* BEGIN *

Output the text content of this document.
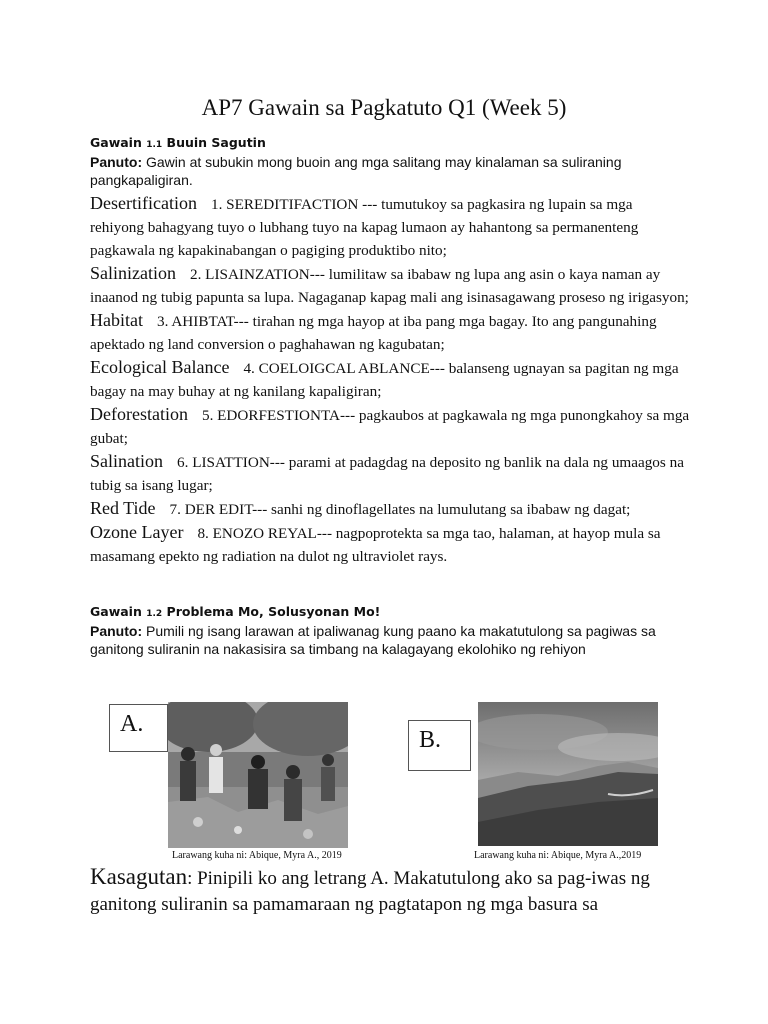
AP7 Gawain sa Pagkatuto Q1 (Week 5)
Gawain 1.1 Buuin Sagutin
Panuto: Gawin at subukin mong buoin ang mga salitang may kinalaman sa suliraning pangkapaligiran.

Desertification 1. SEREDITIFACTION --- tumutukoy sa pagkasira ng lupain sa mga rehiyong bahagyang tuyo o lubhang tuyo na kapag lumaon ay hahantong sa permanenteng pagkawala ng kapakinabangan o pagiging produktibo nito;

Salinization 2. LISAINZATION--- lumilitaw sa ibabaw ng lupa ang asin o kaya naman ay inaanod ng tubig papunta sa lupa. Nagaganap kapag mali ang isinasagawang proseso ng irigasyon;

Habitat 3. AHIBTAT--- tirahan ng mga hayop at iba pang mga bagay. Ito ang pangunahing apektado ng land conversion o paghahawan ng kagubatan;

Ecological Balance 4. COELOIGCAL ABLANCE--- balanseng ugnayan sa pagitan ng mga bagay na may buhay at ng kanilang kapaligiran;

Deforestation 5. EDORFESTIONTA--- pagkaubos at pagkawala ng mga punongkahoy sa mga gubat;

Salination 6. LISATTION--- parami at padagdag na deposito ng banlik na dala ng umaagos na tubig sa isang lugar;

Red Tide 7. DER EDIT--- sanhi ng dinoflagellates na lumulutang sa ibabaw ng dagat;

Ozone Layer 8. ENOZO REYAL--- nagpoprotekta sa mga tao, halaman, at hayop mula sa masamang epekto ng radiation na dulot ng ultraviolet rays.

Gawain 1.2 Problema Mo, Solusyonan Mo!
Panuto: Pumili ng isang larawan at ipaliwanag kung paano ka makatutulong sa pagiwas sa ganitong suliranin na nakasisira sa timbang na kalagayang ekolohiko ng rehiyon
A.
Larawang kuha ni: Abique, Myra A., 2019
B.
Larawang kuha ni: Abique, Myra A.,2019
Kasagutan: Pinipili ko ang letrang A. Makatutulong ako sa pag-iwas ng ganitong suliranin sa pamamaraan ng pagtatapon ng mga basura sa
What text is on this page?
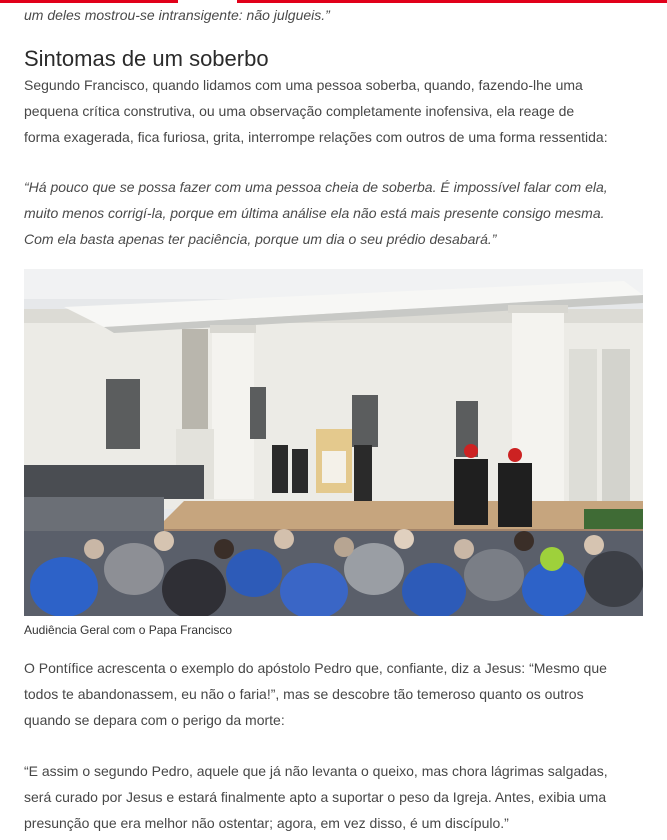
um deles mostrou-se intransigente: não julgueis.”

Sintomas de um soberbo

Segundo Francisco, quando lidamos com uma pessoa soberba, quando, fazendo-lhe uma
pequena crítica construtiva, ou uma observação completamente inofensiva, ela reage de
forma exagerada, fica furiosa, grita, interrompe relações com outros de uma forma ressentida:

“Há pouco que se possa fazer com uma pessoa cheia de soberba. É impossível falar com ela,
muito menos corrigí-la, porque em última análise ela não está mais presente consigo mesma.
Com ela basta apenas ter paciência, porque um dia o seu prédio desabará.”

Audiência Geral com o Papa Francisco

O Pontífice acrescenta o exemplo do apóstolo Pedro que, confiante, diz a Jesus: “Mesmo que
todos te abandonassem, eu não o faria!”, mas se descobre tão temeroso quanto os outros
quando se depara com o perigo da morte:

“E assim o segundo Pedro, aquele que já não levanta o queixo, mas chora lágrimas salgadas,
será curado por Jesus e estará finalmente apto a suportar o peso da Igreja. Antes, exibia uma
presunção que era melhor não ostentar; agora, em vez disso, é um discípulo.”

* END *
* BEGIN *

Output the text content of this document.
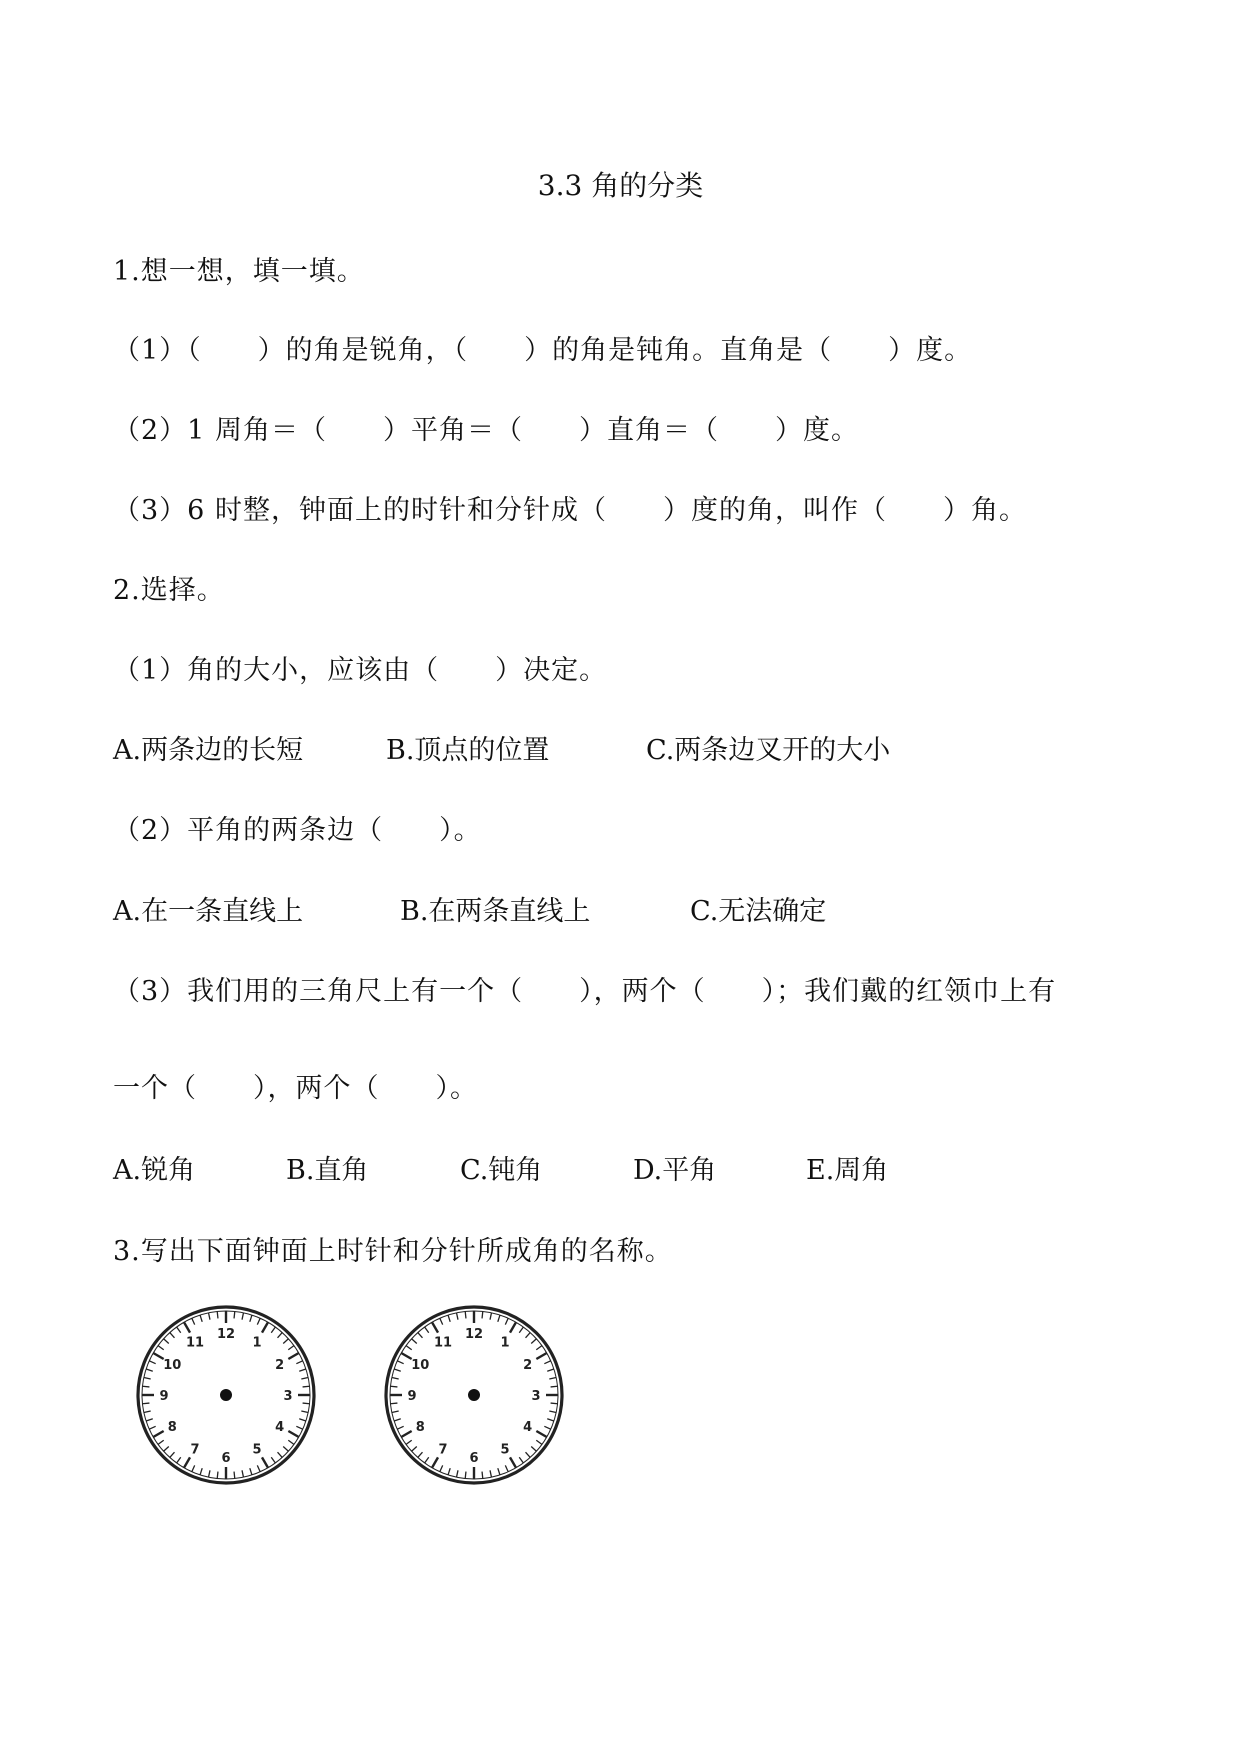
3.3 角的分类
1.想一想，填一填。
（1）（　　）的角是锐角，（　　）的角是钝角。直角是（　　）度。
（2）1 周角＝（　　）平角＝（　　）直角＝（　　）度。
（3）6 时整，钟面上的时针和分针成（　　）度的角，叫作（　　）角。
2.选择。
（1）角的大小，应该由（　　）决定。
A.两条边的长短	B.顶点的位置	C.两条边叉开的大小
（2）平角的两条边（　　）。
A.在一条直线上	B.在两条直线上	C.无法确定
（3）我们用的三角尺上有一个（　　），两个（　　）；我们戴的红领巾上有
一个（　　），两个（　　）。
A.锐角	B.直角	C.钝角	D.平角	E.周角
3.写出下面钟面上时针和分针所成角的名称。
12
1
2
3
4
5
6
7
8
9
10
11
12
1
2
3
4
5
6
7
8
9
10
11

* END *

→ PROBLEM TO SOLVE:
Copy every line of the material in which the word "soberba" occurs.

→ IN RESPONSE:
Segundo Francisco, quando lidamos com uma pessoa soberba, quando, fazendo-lhe uma
“Há pouco que se possa fazer com uma pessoa cheia de soberba. É impossível falar com ela,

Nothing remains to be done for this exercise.